**What needs to be done**: The records below need retyping in full; give them again exactly.

(Dataset listings of figures)

━━━━━━━━━━━━━━━━

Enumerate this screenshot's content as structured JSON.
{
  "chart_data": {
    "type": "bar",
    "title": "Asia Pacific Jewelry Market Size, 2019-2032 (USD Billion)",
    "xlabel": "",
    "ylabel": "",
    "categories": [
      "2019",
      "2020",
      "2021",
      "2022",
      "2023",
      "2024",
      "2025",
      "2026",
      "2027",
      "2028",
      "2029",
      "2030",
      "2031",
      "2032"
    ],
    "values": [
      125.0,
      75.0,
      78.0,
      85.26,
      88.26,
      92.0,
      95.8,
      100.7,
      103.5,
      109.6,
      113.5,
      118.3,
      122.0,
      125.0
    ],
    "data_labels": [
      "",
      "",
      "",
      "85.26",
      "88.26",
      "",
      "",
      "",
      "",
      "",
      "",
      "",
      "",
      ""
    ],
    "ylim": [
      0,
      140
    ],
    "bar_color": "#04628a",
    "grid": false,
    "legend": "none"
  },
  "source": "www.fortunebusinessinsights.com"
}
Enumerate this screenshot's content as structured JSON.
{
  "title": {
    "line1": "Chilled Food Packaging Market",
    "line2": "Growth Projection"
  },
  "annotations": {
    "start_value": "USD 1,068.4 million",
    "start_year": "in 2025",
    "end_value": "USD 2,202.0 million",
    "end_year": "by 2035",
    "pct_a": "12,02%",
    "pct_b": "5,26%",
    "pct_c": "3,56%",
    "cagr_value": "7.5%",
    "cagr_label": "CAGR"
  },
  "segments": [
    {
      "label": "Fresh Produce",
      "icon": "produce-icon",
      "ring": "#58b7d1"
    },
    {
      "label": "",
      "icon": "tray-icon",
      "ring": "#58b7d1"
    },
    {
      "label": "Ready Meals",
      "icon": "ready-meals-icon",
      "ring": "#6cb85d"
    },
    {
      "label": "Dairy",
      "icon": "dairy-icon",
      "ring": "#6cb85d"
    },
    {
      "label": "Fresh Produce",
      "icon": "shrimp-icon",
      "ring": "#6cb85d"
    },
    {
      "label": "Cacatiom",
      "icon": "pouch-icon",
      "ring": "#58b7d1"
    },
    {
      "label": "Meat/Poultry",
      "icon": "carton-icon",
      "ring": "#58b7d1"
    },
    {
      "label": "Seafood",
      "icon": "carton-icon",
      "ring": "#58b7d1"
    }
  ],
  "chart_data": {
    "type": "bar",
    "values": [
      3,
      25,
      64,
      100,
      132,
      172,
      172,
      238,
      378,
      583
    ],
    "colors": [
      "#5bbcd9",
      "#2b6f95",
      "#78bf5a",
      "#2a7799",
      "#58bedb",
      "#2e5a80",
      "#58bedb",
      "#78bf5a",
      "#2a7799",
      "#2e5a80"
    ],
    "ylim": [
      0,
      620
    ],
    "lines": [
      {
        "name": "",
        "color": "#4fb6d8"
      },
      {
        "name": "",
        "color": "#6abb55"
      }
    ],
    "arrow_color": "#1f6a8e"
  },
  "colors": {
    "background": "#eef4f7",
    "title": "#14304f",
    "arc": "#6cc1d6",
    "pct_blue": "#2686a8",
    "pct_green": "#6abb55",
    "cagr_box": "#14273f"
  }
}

━━━━━━━━━━━━━━━━

**Answer to this task**:
Enumerate this screenshot's content as structured JSON.
{
  "chart_data": {
    "type": "bar",
    "title": "Asia Pacific Jewelry Market Size, 2019-2032 (USD Billion)",
    "xlabel": "",
    "ylabel": "",
    "categories": [
      "2019",
      "2020",
      "2021",
      "2022",
      "2023",
      "2024",
      "2025",
      "2026",
      "2027",
      "2028",
      "2029",
      "2030",
      "2031",
      "2032"
    ],
    "values": [
      125.0,
      75.0,
      78.0,
      85.26,
      88.26,
      92.0,
      95.8,
      100.7,
      103.5,
      109.6,
      113.5,
      118.3,
      122.0,
      125.0
    ],
    "data_labels": [
      "",
      "",
      "",
      "85.26",
      "88.26",
      "",
      "",
      "",
      "",
      "",
      "",
      "",
      "",
      ""
    ],
    "ylim": [
      0,
      140
    ],
    "bar_color": "#04628a",
    "grid": false,
    "legend": "none"
  },
  "source": "www.fortunebusinessinsights.com"
}
Enumerate this screenshot's content as structured JSON.
{
  "title": {
    "line1": "Chilled Food Packaging Market",
    "line2": "Growth Projection"
  },
  "annotations": {
    "start_value": "USD 1,068.4 million",
    "start_year": "in 2025",
    "end_value": "USD 2,202.0 million",
    "end_year": "by 2035",
    "pct_a": "12,02%",
    "pct_b": "5,26%",
    "pct_c": "3,56%",
    "cagr_value": "7.5%",
    "cagr_label": "CAGR"
  },
  "segments": [
    {
      "label": "Fresh Produce",
      "icon": "produce-icon",
      "ring": "#58b7d1"
    },
    {
      "label": "",
      "icon": "tray-icon",
      "ring": "#58b7d1"
    },
    {
      "label": "Ready Meals",
      "icon": "ready-meals-icon",
      "ring": "#6cb85d"
    },
    {
      "label": "Dairy",
      "icon": "dairy-icon",
      "ring": "#6cb85d"
    },
    {
      "label": "Fresh Produce",
      "icon": "shrimp-icon",
      "ring": "#6cb85d"
    },
    {
      "label": "Cacatiom",
      "icon": "pouch-icon",
      "ring": "#58b7d1"
    },
    {
      "label": "Meat/Poultry",
      "icon": "carton-icon",
      "ring": "#58b7d1"
    },
    {
      "label": "Seafood",
      "icon": "carton-icon",
      "ring": "#58b7d1"
    }
  ],
  "chart_data": {
    "type": "bar",
    "values": [
      3,
      25,
      64,
      100,
      132,
      172,
      172,
      238,
      378,
      583
    ],
    "colors": [
      "#5bbcd9",
      "#2b6f95",
      "#78bf5a",
      "#2a7799",
      "#58bedb",
      "#2e5a80",
      "#58bedb",
      "#78bf5a",
      "#2a7799",
      "#2e5a80"
    ],
    "ylim": [
      0,
      620
    ],
    "lines": [
      {
        "name": "",
        "color": "#4fb6d8"
      },
      {
        "name": "",
        "color": "#6abb55"
      }
    ],
    "arrow_color": "#1f6a8e"
  },
  "colors": {
    "background": "#eef4f7",
    "title": "#14304f",
    "arc": "#6cc1d6",
    "pct_blue": "#2686a8",
    "pct_green": "#6abb55",
    "cagr_box": "#14273f"
  }
}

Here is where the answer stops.